* **What you have to do**
Could you edit all the items below, replacing "heading-line" with "title-line" everywhere and keeping everything else unchanged? Omit the pictures from your answer.

[Layout element items]
<<<<

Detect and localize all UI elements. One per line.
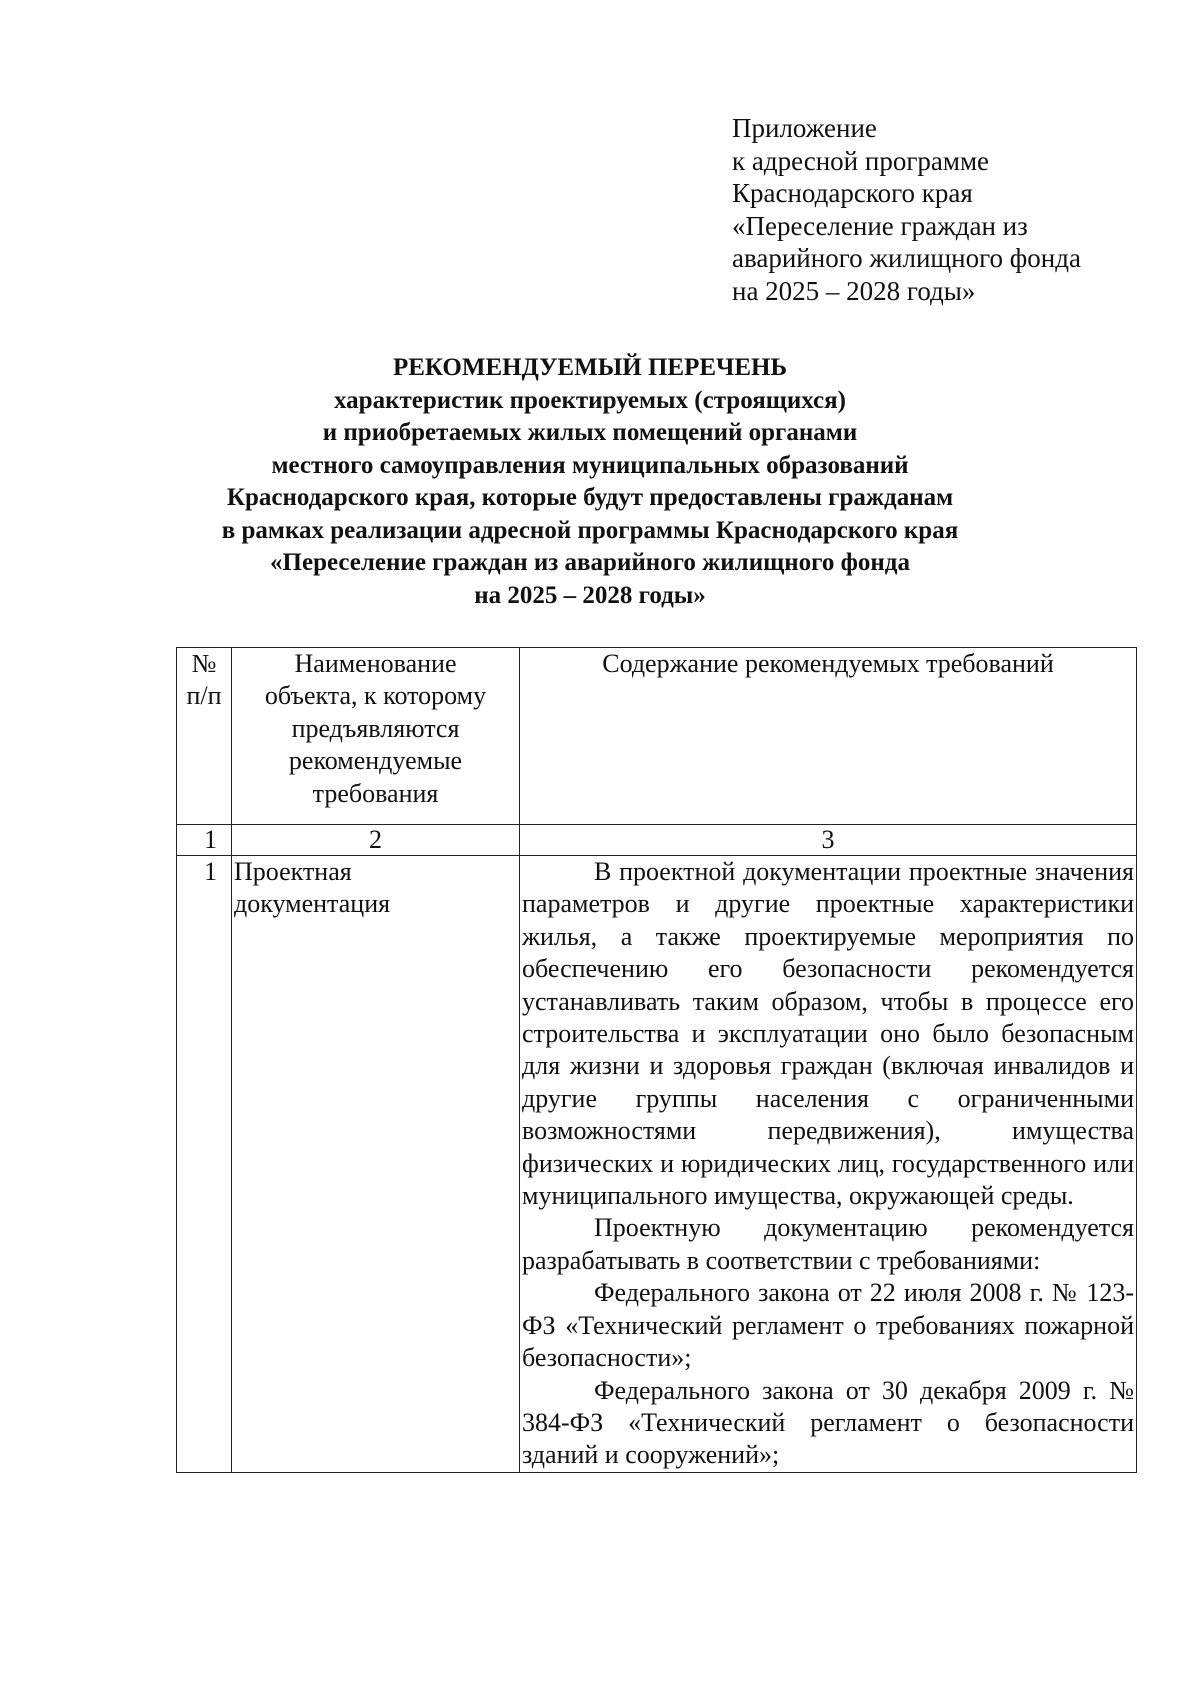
document-title: РЕКОМЕНДУЕМЫЙ ПЕРЕЧЕНЬ [392,354,788,381]
header-object-line: рекомендуемые [288,746,463,776]
table-row [177,856,1137,1473]
requirements-table [176,647,1137,1473]
document-heading [150,352,1030,612]
header-requirements [520,648,1137,825]
requirement-paragraph: В проектной документации проектные значения параметров и другие проектные характеристики жилья, а также проектируемые мероприятия по обеспечению его безопасности рекомендуется устанавливать таким образом, чтобы в процессе его строительства и эксплуатации оно было безопасным для жизни и здоровья граждан (включая инвалидов и другие группы населения с ограниченными возможностями передвижения), имущества физических и юридических лиц, государственного или муниципального имущества, окружающей среды. [522,857,1134,1211]
appendix-line: Приложение [732,113,877,143]
appendix-line: «Переселение граждан из [732,210,1028,241]
header-object [232,648,520,825]
header-object-line: предъявляются [291,713,460,743]
row-requirements [520,856,1137,1473]
appendix-line: аварийного жилищного фонда [732,243,1081,273]
requirement-paragraph: Федерального закона от 30 декабря 2009 г. № 384-ФЗ «Технический регламент о безопасности зданий и сооружений»; [522,1375,1134,1470]
heading-line: характеристик проектируемых (строящихся) [334,386,846,414]
header-object-line: Наименование [294,649,457,678]
requirement-paragraph: Проектную документацию рекомендуется разрабатывать в соответствии с требованиями: [522,1213,1134,1275]
table-header-row [177,648,1137,825]
header-object-line: требования [312,778,439,808]
heading-line: местного самоуправления муниципальных образований [271,451,909,479]
appendix-block [732,112,1152,307]
column-number: 2 [232,825,520,856]
column-number: 1 [177,825,232,856]
appendix-line: Краснодарского края [732,178,973,208]
appendix-line: на 2025 – 2028 годы» [732,275,976,306]
row-number: 1 [177,856,232,1473]
header-number [177,648,232,825]
heading-line: Краснодарского края, которые будут предоставлены гражданам [226,484,954,511]
heading-line: в рамках реализации адресной программы Краснодарского края [221,516,959,544]
heading-line: «Переселение граждан из аварийного жилищного фонда [270,549,910,576]
header-object-line: объекта, к которому [264,681,487,711]
heading-line: и приобретаемых жилых помещений органами [322,419,858,446]
column-number: 3 [520,825,1137,856]
header-requirements-text: Содержание рекомендуемых требований [602,649,1054,678]
appendix-line: к адресной программе [732,145,990,176]
column-number-row [177,825,1137,856]
heading-line: на 2025 – 2028 годы» [474,581,706,609]
row-object-line: документация [234,889,391,919]
header-number-symbol: № [191,649,217,678]
row-object [232,856,520,1473]
requirement-paragraph: Федерального закона от 22 июля 2008 г. № 123-ФЗ «Технический регламент о требованиях пожарной безопасности»; [522,1278,1134,1373]
header-number-label: п/п [186,681,222,711]
row-object-line: Проектная [234,857,352,886]
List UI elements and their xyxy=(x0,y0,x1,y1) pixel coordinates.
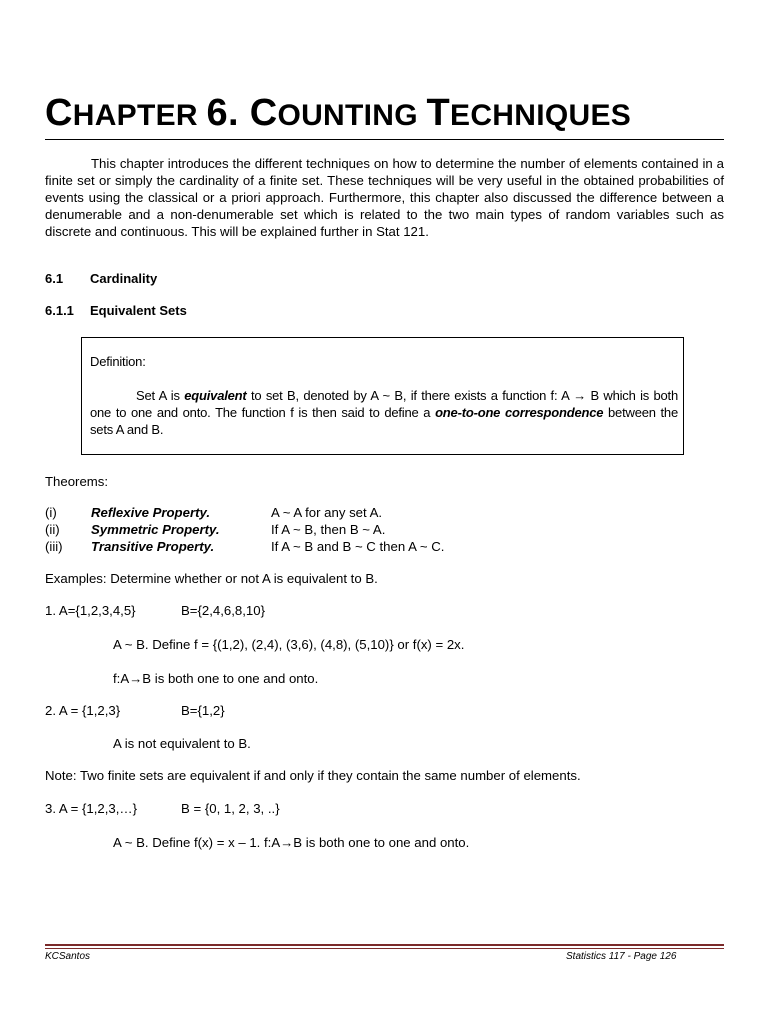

>>>>

* **Completed exercise**
Detect and localize all UI elements. One per line.
document-title: РЕКОМЕНДУЕМЫЙ ПЕРЕЧЕНЬ [392,354,788,381]
header-object-line: рекомендуемые [288,746,463,776]
table-row [177,856,1137,1473]
requirements-table [176,647,1137,1473]
document-heading [150,352,1030,612]
header-requirements [520,648,1137,825]
requirement-paragraph: В проектной документации проектные значения параметров и другие проектные характеристики жилья, а также проектируемые мероприятия по обеспечению его безопасности рекомендуется устанавливать таким образом, чтобы в процессе его строительства и эксплуатации оно было безопасным для жизни и здоровья граждан (включая инвалидов и другие группы населения с ограниченными возможностями передвижения), имущества физических и юридических лиц, государственного или муниципального имущества, окружающей среды. [522,857,1134,1211]
appendix-line: Приложение [732,113,877,143]
appendix-line: «Переселение граждан из [732,210,1028,241]
header-object [232,648,520,825]
header-object-line: предъявляются [291,713,460,743]
row-requirements [520,856,1137,1473]
appendix-line: аварийного жилищного фонда [732,243,1081,273]
requirement-paragraph: Федерального закона от 30 декабря 2009 г. № 384-ФЗ «Технический регламент о безопасности зданий и сооружений»; [522,1375,1134,1470]
title-line: характеристик проектируемых (строящихся) [334,386,846,414]
header-object-line: Наименование [294,649,457,678]
requirement-paragraph: Проектную документацию рекомендуется разрабатывать в соответствии с требованиями: [522,1213,1134,1275]
table-header-row [177,648,1137,825]
header-object-line: требования [312,778,439,808]
title-line: местного самоуправления муниципальных образований [271,451,909,479]
appendix-block [732,112,1152,307]
column-number: 2 [232,825,520,856]
column-number: 1 [177,825,232,856]
appendix-line: Краснодарского края [732,178,973,208]
appendix-line: на 2025 – 2028 годы» [732,275,976,306]
row-number: 1 [177,856,232,1473]
header-number [177,648,232,825]
title-line: Краснодарского края, которые будут предоставлены гражданам [226,484,954,511]
title-line: в рамках реализации адресной программы Краснодарского края [221,516,959,544]
title-line: «Переселение граждан из аварийного жилищного фонда [270,549,910,576]
header-object-line: объекта, к которому [264,681,487,711]
title-line: и приобретаемых жилых помещений органами [322,419,858,446]
column-number: 3 [520,825,1137,856]
header-requirements-text: Содержание рекомендуемых требований [602,649,1054,678]
appendix-line: к адресной программе [732,145,990,176]
column-number-row [177,825,1137,856]
title-line: на 2025 – 2028 годы» [474,581,706,609]
row-object-line: документация [234,889,391,919]
header-number-symbol: № [191,649,217,678]
row-object [232,856,520,1473]
requirement-paragraph: Федерального закона от 22 июля 2008 г. № 123-ФЗ «Технический регламент о требованиях пожарной безопасности»; [522,1278,1134,1373]
header-number-label: п/п [186,681,222,711]
row-object-line: Проектная [234,857,352,886]
List UI elements and their xyxy=(x0,y0,x1,y1) pixel coordinates.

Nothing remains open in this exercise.